Pull out every line containing the string "tête".

-------- Provided records --------

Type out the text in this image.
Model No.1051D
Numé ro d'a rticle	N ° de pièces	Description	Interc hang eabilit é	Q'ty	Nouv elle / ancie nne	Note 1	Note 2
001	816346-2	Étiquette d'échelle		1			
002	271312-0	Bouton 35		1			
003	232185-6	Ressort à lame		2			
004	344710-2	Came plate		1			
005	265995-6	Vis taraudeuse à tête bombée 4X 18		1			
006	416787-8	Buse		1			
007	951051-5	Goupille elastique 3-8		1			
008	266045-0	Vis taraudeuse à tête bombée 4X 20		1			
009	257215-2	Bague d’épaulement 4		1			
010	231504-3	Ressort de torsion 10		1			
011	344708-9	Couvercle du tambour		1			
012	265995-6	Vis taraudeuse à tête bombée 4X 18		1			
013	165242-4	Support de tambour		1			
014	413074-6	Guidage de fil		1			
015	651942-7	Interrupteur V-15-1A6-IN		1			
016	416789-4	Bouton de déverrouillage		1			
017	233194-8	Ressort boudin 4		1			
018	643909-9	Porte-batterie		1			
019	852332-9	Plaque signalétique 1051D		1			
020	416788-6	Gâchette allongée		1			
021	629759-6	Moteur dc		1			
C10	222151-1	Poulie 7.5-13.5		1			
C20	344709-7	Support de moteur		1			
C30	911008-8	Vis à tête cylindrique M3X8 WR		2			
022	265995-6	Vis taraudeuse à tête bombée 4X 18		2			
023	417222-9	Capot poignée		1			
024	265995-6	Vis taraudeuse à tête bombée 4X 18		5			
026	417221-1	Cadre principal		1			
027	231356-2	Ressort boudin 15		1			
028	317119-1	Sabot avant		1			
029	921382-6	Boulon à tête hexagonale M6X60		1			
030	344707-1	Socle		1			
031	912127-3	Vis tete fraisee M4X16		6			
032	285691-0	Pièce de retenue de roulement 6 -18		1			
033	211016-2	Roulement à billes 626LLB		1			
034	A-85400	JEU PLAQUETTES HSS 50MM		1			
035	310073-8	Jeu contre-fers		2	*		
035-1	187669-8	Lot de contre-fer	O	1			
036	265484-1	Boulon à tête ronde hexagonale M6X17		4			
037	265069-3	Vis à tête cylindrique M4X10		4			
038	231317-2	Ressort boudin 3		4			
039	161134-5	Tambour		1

--------

### Answer in full
005	265995-6	Vis taraudeuse à tête bombée 4X 18		1			
008	266045-0	Vis taraudeuse à tête bombée 4X 20		1			
012	265995-6	Vis taraudeuse à tête bombée 4X 18		1			
C30	911008-8	Vis à tête cylindrique M3X8 WR		2			
022	265995-6	Vis taraudeuse à tête bombée 4X 18		2			
024	265995-6	Vis taraudeuse à tête bombée 4X 18		5			
029	921382-6	Boulon à tête hexagonale M6X60		1			
036	265484-1	Boulon à tête ronde hexagonale M6X17		4			
037	265069-3	Vis à tête cylindrique M4X10		4			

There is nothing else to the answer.